* DATA LISTING:
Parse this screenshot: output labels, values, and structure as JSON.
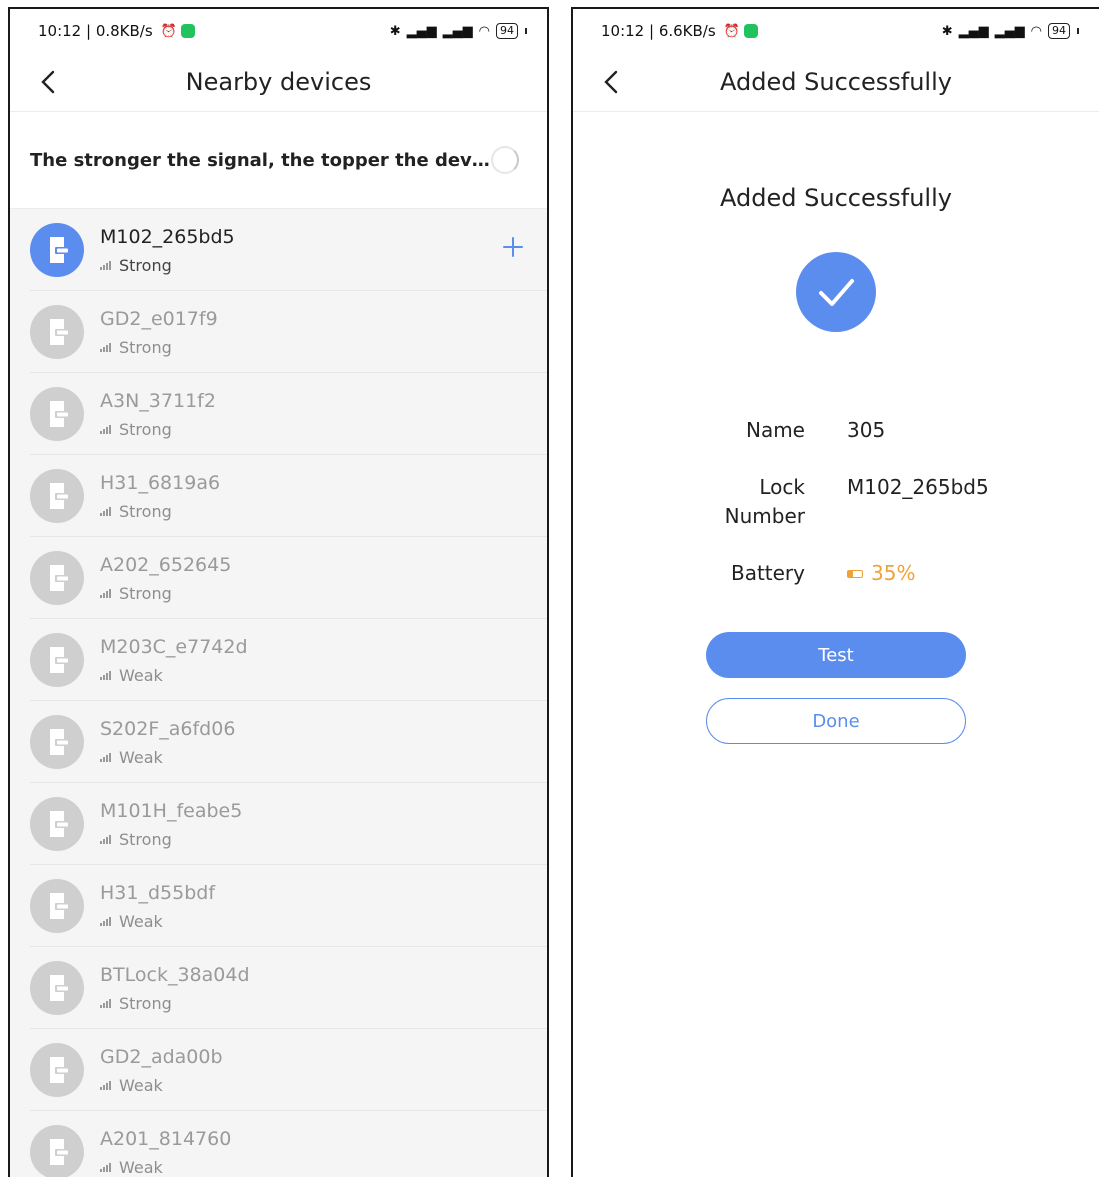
{
  "left": {
    "status": {
      "time": "10:12 | 0.8KB/s",
      "battery": "94"
    },
    "title": "Nearby devices",
    "hint": "The stronger the signal, the topper the devic...",
    "devices": [
      {
        "name": "M102_265bd5",
        "signal": "Strong",
        "active": true
      },
      {
        "name": "GD2_e017f9",
        "signal": "Strong"
      },
      {
        "name": "A3N_3711f2",
        "signal": "Strong"
      },
      {
        "name": "H31_6819a6",
        "signal": "Strong"
      },
      {
        "name": "A202_652645",
        "signal": "Strong"
      },
      {
        "name": "M203C_e7742d",
        "signal": "Weak"
      },
      {
        "name": "S202F_a6fd06",
        "signal": "Weak"
      },
      {
        "name": "M101H_feabe5",
        "signal": "Strong"
      },
      {
        "name": "H31_d55bdf",
        "signal": "Weak"
      },
      {
        "name": "BTLock_38a04d",
        "signal": "Strong"
      },
      {
        "name": "GD2_ada00b",
        "signal": "Weak"
      },
      {
        "name": "A201_814760",
        "signal": "Weak"
      }
    ]
  },
  "right": {
    "status": {
      "time": "10:12 | 6.6KB/s",
      "battery": "94"
    },
    "title": "Added Successfully",
    "heading": "Added Successfully",
    "name_label": "Name",
    "name_value": "305",
    "lock_label_1": "Lock",
    "lock_label_2": "Number",
    "lock_value": "M102_265bd5",
    "battery_label": "Battery",
    "battery_value": "35%",
    "battery_level": 0.35,
    "test_label": "Test",
    "done_label": "Done"
  },
  "colors": {
    "accent": "#5b8def",
    "battery_warn": "#f0a23a",
    "inactive": "#cfcfcf"
  }
}
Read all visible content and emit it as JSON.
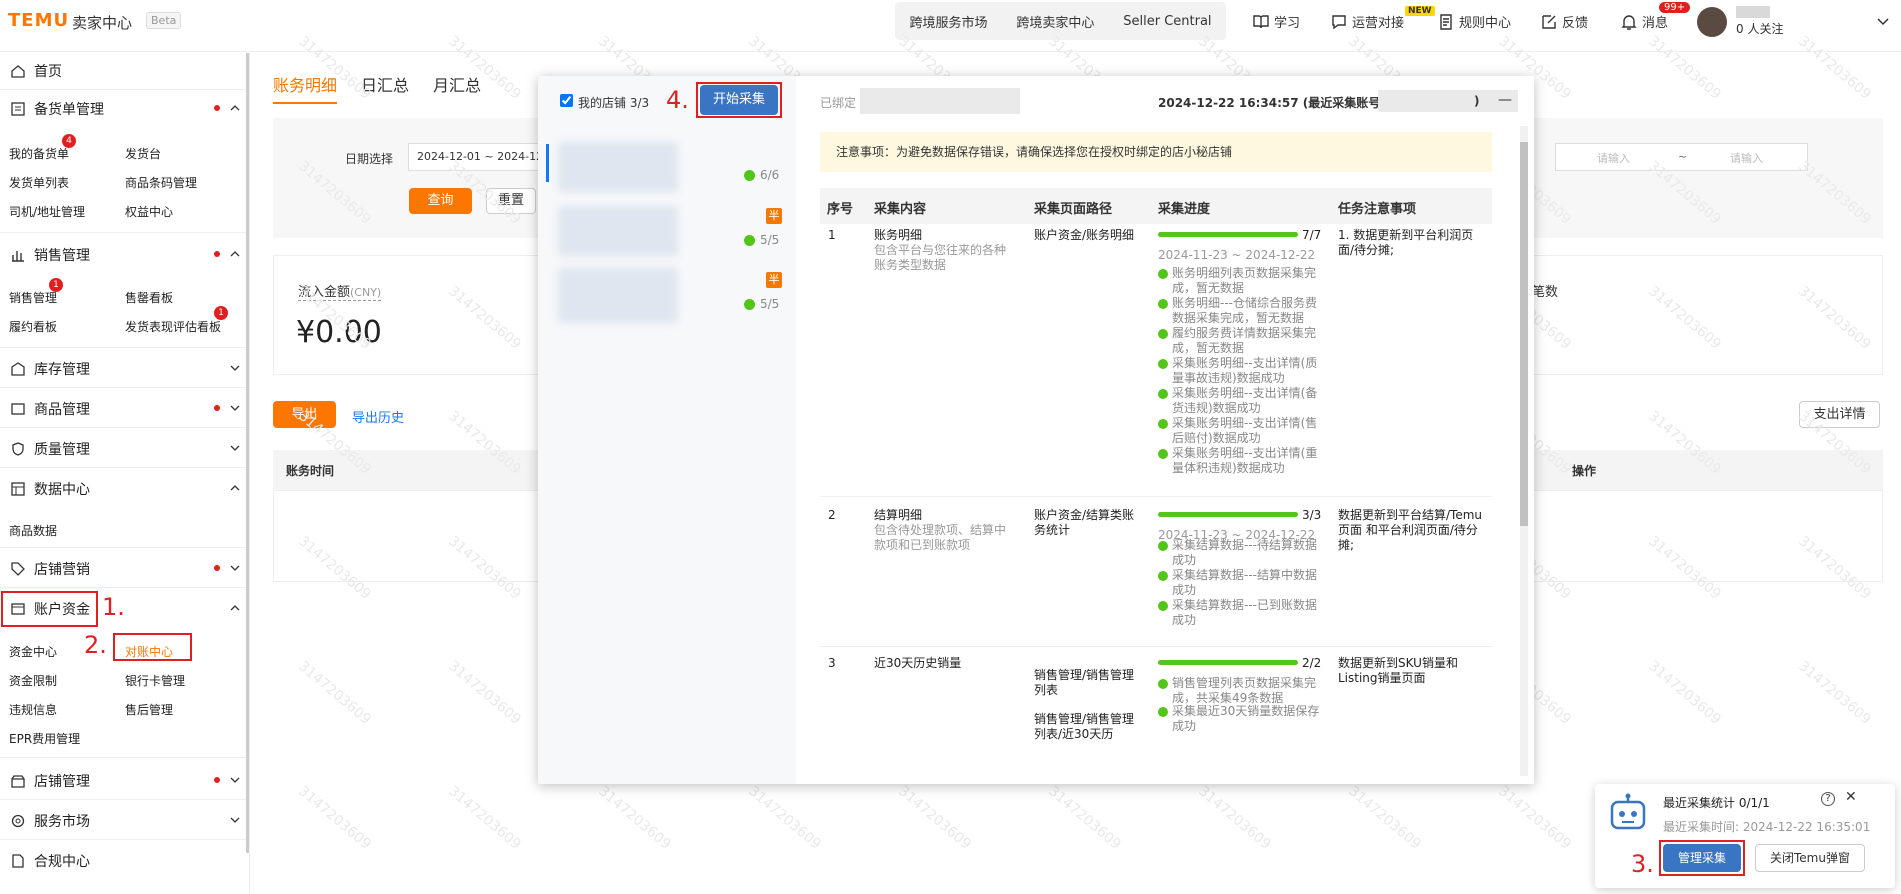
{
  "brand": {
    "logo": "TEMU",
    "seller_center": "卖家中心",
    "beta": "Beta"
  },
  "topnav": {
    "links": [
      "跨境服务市场",
      "跨境卖家中心",
      "Seller Central"
    ],
    "study": "学习",
    "ops": "运营对接",
    "new": "NEW",
    "rules": "规则中心",
    "feedback": "反馈",
    "messages": "消息",
    "msg_badge": "99+",
    "followers": "0 人关注"
  },
  "sidebar": {
    "home": "首页",
    "stock": "备货单管理",
    "stock_sub": [
      "我的备货单",
      "发货台",
      "发货单列表",
      "商品条码管理",
      "司机/地址管理",
      "权益中心"
    ],
    "sales": "销售管理",
    "sales_sub": [
      "销售管理",
      "售罄看板",
      "履约看板",
      "发货表现评估看板"
    ],
    "inventory": "库存管理",
    "goods": "商品管理",
    "quality": "质量管理",
    "data": "数据中心",
    "data_sub": [
      "商品数据"
    ],
    "marketing": "店铺营销",
    "account": "账户资金",
    "account_sub": [
      "资金中心",
      "对账中心",
      "资金限制",
      "银行卡管理",
      "违规信息",
      "售后管理",
      "EPR费用管理"
    ],
    "shop": "店铺管理",
    "service": "服务市场",
    "compliance": "合规中心",
    "badge": "4",
    "badge1": "1",
    "badge2": "1"
  },
  "annotations": {
    "a1": "1.",
    "a2": "2.",
    "a3": "3.",
    "a4": "4."
  },
  "main": {
    "tabs": [
      "账务明细",
      "日汇总",
      "月汇总"
    ],
    "date_label": "日期选择",
    "date_value": "2024-12-01 ~ 2024-12",
    "query": "查询",
    "reset": "重置",
    "ph_input": "请输入",
    "tilde": "~",
    "inflow_label": "流入金额",
    "inflow_unit": "(CNY)",
    "inflow_value": "¥0.00",
    "count_label": "笔数",
    "export": "导出",
    "export_history": "导出历史",
    "expense_detail": "支出详情",
    "col_time": "账务时间",
    "col_op": "操作"
  },
  "modal": {
    "my_shops": "我的店铺",
    "shops_count": "3/3",
    "start": "开始采集",
    "bound": "已绑定",
    "time": "2024-12-22 16:34:57 (最近采集账号:",
    "close_paren": ")",
    "shops": [
      {
        "ok": "6/6"
      },
      {
        "ok": "5/5",
        "tag": "半"
      },
      {
        "ok": "5/5",
        "tag": "半"
      }
    ],
    "notice": "注意事项：为避免数据保存错误，请确保选择您在授权时绑定的店小秘店铺",
    "headers": [
      "序号",
      "采集内容",
      "采集页面路径",
      "采集进度",
      "任务注意事项"
    ],
    "rows": [
      {
        "no": "1",
        "title": "账务明细",
        "desc": "包含平台与您往来的各种账务类型数据",
        "path": "账户资金/账务明细",
        "progress": 1.0,
        "count": "7/7",
        "range": "2024-11-23 ~ 2024-12-22",
        "steps": [
          "账务明细列表页数据采集完成，暂无数据",
          "账务明细---仓储综合服务费数据采集完成，暂无数据",
          "履约服务费详情数据采集完成，暂无数据",
          "采集账务明细--支出详情(质量事故违规)数据成功",
          "采集账务明细--支出详情(备货违规)数据成功",
          "采集账务明细--支出详情(售后赔付)数据成功",
          "采集账务明细--支出详情(重量体积违规)数据成功"
        ],
        "note": "1. 数据更新到平台利润页面/待分摊;"
      },
      {
        "no": "2",
        "title": "结算明细",
        "desc": "包含待处理款项、结算中款项和已到账款项",
        "path": "账户资金/结算类账务统计",
        "progress": 1.0,
        "count": "3/3",
        "range": "2024-11-23 ~ 2024-12-22",
        "steps": [
          "采集结算数据---待结算数据成功",
          "采集结算数据---结算中数据成功",
          "采集结算数据---已到账数据成功"
        ],
        "note": "数据更新到平台结算/Temu页面 和平台利润页面/待分摊;"
      },
      {
        "no": "3",
        "title": "近30天历史销量",
        "path": "销售管理/销售管理列表",
        "path2": "销售管理/销售管理列表/近30天历",
        "progress": 1.0,
        "count": "2/2",
        "steps": [
          "销售管理列表页数据采集完成，共采集49条数据",
          "采集最近30天销量数据保存成功"
        ],
        "note": "数据更新到SKU销量和Listing销量页面"
      }
    ]
  },
  "collect": {
    "title": "最近采集统计 0/1/1",
    "time_label": "最近采集时间:",
    "time": "2024-12-22 16:35:01",
    "manage": "管理采集",
    "close": "关闭Temu弹窗"
  },
  "watermark": "3147203609"
}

* WHAT YOU SHOULD DO: Filter the entries and copy out every line with the word "暂无数据".

* ANSWER TO THE TASK:
          "账务明细列表页数据采集完成，暂无数据",
          "账务明细---仓储综合服务费数据采集完成，暂无数据",
          "履约服务费详情数据采集完成，暂无数据",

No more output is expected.